_Objective_: Reproduce every line of the material below, word for word.

─── Data supplied

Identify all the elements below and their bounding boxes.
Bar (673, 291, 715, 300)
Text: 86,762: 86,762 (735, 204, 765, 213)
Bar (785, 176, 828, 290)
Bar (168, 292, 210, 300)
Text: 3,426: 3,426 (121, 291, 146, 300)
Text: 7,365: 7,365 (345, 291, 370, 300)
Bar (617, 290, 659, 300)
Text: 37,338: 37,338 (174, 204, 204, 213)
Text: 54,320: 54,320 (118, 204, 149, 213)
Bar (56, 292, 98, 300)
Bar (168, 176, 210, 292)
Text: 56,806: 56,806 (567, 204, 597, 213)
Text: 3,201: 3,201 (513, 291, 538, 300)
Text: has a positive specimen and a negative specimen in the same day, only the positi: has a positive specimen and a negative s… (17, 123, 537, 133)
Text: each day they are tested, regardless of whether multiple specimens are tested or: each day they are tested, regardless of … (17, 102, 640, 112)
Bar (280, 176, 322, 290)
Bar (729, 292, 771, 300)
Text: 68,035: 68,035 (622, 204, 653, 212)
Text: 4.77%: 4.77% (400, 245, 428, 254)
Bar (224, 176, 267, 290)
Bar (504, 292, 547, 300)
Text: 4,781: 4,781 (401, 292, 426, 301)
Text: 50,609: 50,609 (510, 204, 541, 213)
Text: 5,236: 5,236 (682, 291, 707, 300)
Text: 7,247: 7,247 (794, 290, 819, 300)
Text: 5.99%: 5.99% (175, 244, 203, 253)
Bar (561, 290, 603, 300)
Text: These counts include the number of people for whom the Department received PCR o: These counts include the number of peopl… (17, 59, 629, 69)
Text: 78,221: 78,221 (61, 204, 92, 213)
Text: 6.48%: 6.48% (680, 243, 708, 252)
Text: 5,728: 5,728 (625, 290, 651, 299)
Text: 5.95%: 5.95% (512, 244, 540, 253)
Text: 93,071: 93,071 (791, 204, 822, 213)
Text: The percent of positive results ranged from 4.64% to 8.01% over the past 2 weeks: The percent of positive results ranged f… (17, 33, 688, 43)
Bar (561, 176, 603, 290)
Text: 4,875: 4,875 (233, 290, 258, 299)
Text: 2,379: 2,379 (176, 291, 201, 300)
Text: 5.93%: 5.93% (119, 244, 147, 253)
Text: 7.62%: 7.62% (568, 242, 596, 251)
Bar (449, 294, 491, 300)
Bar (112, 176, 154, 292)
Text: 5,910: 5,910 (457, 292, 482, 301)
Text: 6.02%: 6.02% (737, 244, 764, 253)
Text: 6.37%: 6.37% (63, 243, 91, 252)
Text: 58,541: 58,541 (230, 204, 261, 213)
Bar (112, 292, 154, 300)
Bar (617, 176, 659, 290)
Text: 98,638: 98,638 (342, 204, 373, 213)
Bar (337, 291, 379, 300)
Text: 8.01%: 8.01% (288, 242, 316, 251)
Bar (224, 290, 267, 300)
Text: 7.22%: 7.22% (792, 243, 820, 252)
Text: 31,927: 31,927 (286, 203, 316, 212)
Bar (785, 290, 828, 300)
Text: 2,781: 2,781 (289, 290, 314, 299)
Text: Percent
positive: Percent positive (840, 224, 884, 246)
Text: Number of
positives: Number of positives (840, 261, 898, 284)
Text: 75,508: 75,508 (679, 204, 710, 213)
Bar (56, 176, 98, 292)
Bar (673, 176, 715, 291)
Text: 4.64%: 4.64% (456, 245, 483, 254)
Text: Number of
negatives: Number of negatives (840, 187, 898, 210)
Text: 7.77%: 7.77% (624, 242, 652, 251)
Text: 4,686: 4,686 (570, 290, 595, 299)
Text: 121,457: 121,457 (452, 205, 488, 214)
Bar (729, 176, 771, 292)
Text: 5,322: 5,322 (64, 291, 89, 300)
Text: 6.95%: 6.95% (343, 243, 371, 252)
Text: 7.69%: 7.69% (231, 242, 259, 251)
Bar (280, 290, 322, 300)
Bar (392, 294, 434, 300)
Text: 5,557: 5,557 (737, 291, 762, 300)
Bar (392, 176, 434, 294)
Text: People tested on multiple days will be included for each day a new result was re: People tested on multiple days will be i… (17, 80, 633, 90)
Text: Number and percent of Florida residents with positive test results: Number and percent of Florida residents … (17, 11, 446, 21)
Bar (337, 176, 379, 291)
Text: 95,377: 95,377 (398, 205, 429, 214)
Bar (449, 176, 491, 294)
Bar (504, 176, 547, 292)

──────

_Result_:
Identify all the elements below and their bounding boxes.
Bar (673, 291, 715, 300)
Text: 86,762: 86,762 (735, 204, 765, 213)
Bar (785, 176, 828, 290)
Bar (168, 292, 210, 300)
Text: 3,426: 3,426 (121, 291, 146, 300)
Text: 7,365: 7,365 (345, 291, 370, 300)
Bar (617, 290, 659, 300)
Text: 37,338: 37,338 (174, 204, 204, 213)
Text: 54,320: 54,320 (118, 204, 149, 213)
Bar (56, 292, 98, 300)
Bar (168, 176, 210, 292)
Text: 56,806: 56,806 (567, 204, 597, 213)
Text: 3,201: 3,201 (513, 291, 538, 300)
Text: has a positive specimen and a negative specimen in the same day, only the positi: has a positive specimen and a negative s… (17, 123, 537, 133)
Text: each day they are tested, regardless of whether multiple specimens are tested or: each day they are tested, regardless of … (17, 102, 640, 112)
Bar (280, 176, 322, 290)
Bar (729, 292, 771, 300)
Text: 68,035: 68,035 (622, 204, 653, 212)
Text: 4.77%: 4.77% (400, 245, 428, 254)
Bar (224, 176, 267, 290)
Bar (504, 292, 547, 300)
Text: 4,781: 4,781 (401, 292, 426, 301)
Text: 50,609: 50,609 (510, 204, 541, 213)
Text: 5,236: 5,236 (682, 291, 707, 300)
Text: 7,247: 7,247 (794, 290, 819, 300)
Text: 5.99%: 5.99% (175, 244, 203, 253)
Bar (561, 290, 603, 300)
Text: These counts include the number of people for whom the Department received PCR o: These counts include the number of peopl… (17, 59, 629, 69)
Text: 78,221: 78,221 (61, 204, 92, 213)
Text: 6.48%: 6.48% (680, 243, 708, 252)
Text: 5,728: 5,728 (625, 290, 651, 299)
Text: 5.95%: 5.95% (512, 244, 540, 253)
Text: 93,071: 93,071 (791, 204, 822, 213)
Text: The percent of positive results ranged from 4.64% to 8.01% over the past 2 weeks: The percent of positive results ranged f… (17, 33, 688, 43)
Bar (561, 176, 603, 290)
Text: 4,875: 4,875 (233, 290, 258, 299)
Text: 2,379: 2,379 (176, 291, 201, 300)
Text: 5.93%: 5.93% (119, 244, 147, 253)
Text: 7.62%: 7.62% (568, 242, 596, 251)
Bar (449, 294, 491, 300)
Bar (112, 176, 154, 292)
Text: 5,910: 5,910 (457, 292, 482, 301)
Text: 6.02%: 6.02% (737, 244, 764, 253)
Text: 6.37%: 6.37% (63, 243, 91, 252)
Text: 58,541: 58,541 (230, 204, 261, 213)
Bar (112, 292, 154, 300)
Bar (617, 176, 659, 290)
Text: 98,638: 98,638 (342, 204, 373, 213)
Bar (337, 291, 379, 300)
Text: 8.01%: 8.01% (288, 242, 316, 251)
Bar (224, 290, 267, 300)
Text: 7.22%: 7.22% (792, 243, 820, 252)
Text: 31,927: 31,927 (286, 203, 316, 212)
Bar (785, 290, 828, 300)
Text: 2,781: 2,781 (289, 290, 314, 299)
Text: Percent
positive: Percent positive (840, 224, 884, 246)
Text: Number of
positives: Number of positives (840, 261, 898, 284)
Text: 75,508: 75,508 (679, 204, 710, 213)
Bar (56, 176, 98, 292)
Bar (673, 176, 715, 291)
Text: 4.64%: 4.64% (456, 245, 483, 254)
Text: Number of
negatives: Number of negatives (840, 187, 898, 210)
Text: 7.77%: 7.77% (624, 242, 652, 251)
Text: 4,686: 4,686 (570, 290, 595, 299)
Text: 121,457: 121,457 (452, 205, 488, 214)
Bar (729, 176, 771, 292)
Text: 5,322: 5,322 (64, 291, 89, 300)
Text: 6.95%: 6.95% (343, 243, 371, 252)
Text: 7.69%: 7.69% (231, 242, 259, 251)
Bar (280, 290, 322, 300)
Bar (392, 294, 434, 300)
Text: 5,557: 5,557 (737, 291, 762, 300)
Bar (392, 176, 434, 294)
Text: People tested on multiple days will be included for each day a new result was re: People tested on multiple days will be i… (17, 80, 633, 90)
Text: Number and percent of Florida residents with positive test results: Number and percent of Florida residents … (17, 11, 446, 21)
Bar (337, 176, 379, 291)
Text: 95,377: 95,377 (398, 205, 429, 214)
Bar (449, 176, 491, 294)
Bar (504, 176, 547, 292)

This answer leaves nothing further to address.